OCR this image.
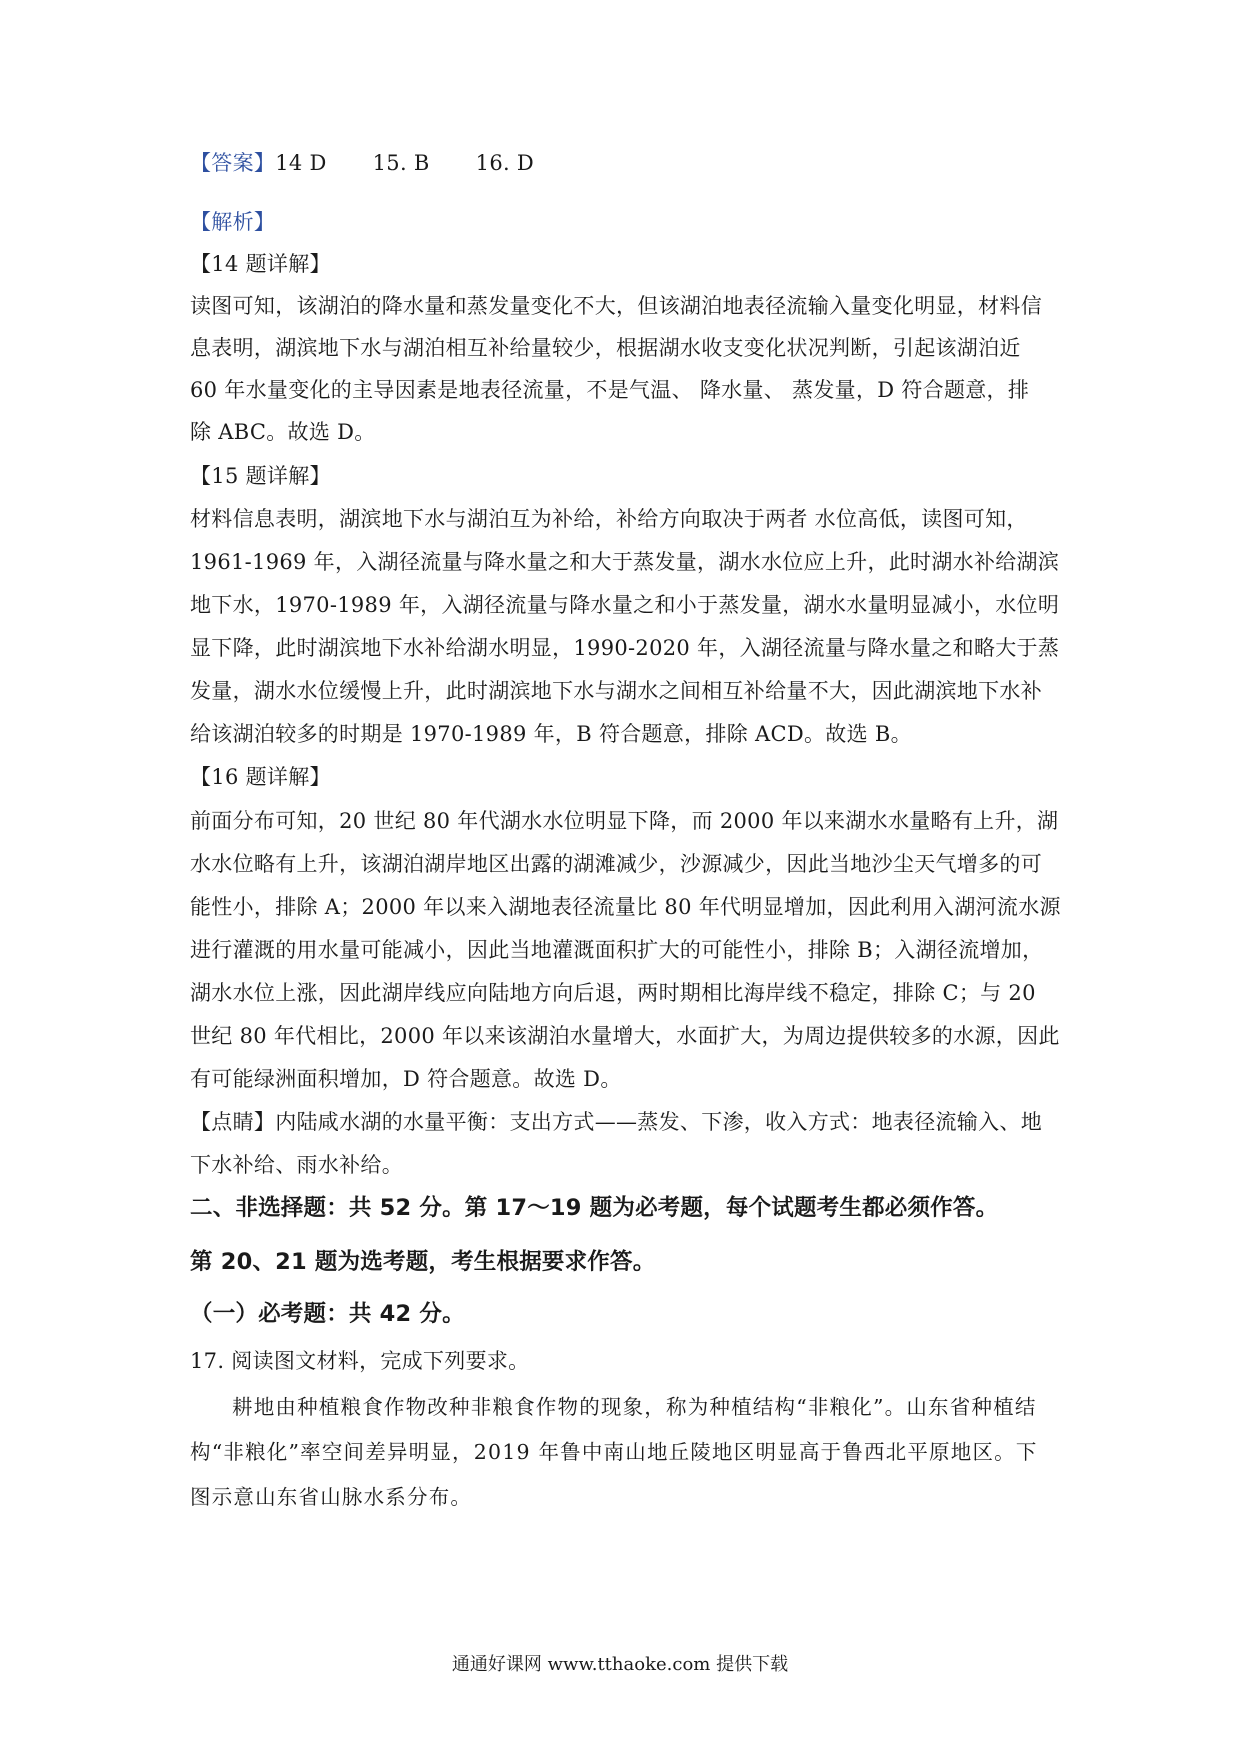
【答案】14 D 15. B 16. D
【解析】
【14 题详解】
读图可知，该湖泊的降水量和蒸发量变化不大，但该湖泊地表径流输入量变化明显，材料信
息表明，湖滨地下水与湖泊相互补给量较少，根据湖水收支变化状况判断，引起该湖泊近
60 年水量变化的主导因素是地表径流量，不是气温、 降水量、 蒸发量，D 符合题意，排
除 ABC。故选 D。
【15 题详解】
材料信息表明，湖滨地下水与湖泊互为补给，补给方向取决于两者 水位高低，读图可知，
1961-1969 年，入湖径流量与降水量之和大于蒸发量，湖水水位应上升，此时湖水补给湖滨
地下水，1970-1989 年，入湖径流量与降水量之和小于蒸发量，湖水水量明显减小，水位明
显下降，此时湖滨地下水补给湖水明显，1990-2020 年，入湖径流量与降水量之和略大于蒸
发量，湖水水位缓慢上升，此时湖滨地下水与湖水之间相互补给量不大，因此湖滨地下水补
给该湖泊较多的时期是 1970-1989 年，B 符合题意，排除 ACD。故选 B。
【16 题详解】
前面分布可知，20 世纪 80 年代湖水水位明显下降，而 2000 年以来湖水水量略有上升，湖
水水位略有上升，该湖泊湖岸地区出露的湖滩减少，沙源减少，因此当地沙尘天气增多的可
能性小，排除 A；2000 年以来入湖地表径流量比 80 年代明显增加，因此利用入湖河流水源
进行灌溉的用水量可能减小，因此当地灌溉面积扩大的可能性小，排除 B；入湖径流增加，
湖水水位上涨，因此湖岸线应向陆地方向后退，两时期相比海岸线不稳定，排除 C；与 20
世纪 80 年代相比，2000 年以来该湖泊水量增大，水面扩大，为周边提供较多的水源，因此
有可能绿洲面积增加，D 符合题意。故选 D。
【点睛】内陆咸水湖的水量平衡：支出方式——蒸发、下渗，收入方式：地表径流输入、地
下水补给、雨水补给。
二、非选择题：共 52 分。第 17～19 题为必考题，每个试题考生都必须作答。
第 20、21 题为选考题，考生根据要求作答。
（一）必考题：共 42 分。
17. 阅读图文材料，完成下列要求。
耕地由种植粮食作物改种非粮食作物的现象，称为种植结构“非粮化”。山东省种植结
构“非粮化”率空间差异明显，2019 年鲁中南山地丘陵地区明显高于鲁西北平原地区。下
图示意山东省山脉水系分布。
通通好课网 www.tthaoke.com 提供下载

..............................

> GIVEN PROBLEM
Transcribe the records above verbatim. Do not carry over any picture.

> WRITTEN SOLUTION
OCR this image.
【答案】14 D 15. B 16. D
【解析】
【14 题详解】
读图可知，该湖泊的降水量和蒸发量变化不大，但该湖泊地表径流输入量变化明显，材料信
息表明，湖滨地下水与湖泊相互补给量较少，根据湖水收支变化状况判断，引起该湖泊近
60 年水量变化的主导因素是地表径流量，不是气温、 降水量、 蒸发量，D 符合题意，排
除 ABC。故选 D。
【15 题详解】
材料信息表明，湖滨地下水与湖泊互为补给，补给方向取决于两者 水位高低，读图可知，
1961-1969 年，入湖径流量与降水量之和大于蒸发量，湖水水位应上升，此时湖水补给湖滨
地下水，1970-1989 年，入湖径流量与降水量之和小于蒸发量，湖水水量明显减小，水位明
显下降，此时湖滨地下水补给湖水明显，1990-2020 年，入湖径流量与降水量之和略大于蒸
发量，湖水水位缓慢上升，此时湖滨地下水与湖水之间相互补给量不大，因此湖滨地下水补
给该湖泊较多的时期是 1970-1989 年，B 符合题意，排除 ACD。故选 B。
【16 题详解】
前面分布可知，20 世纪 80 年代湖水水位明显下降，而 2000 年以来湖水水量略有上升，湖
水水位略有上升，该湖泊湖岸地区出露的湖滩减少，沙源减少，因此当地沙尘天气增多的可
能性小，排除 A；2000 年以来入湖地表径流量比 80 年代明显增加，因此利用入湖河流水源
进行灌溉的用水量可能减小，因此当地灌溉面积扩大的可能性小，排除 B；入湖径流增加，
湖水水位上涨，因此湖岸线应向陆地方向后退，两时期相比海岸线不稳定，排除 C；与 20
世纪 80 年代相比，2000 年以来该湖泊水量增大，水面扩大，为周边提供较多的水源，因此
有可能绿洲面积增加，D 符合题意。故选 D。
【点睛】内陆咸水湖的水量平衡：支出方式——蒸发、下渗，收入方式：地表径流输入、地
下水补给、雨水补给。
二、非选择题：共 52 分。第 17～19 题为必考题，每个试题考生都必须作答。
第 20、21 题为选考题，考生根据要求作答。
（一）必考题：共 42 分。
17. 阅读图文材料，完成下列要求。
耕地由种植粮食作物改种非粮食作物的现象，称为种植结构“非粮化”。山东省种植结
构“非粮化”率空间差异明显，2019 年鲁中南山地丘陵地区明显高于鲁西北平原地区。下
图示意山东省山脉水系分布。
通通好课网 www.tthaoke.com 提供下载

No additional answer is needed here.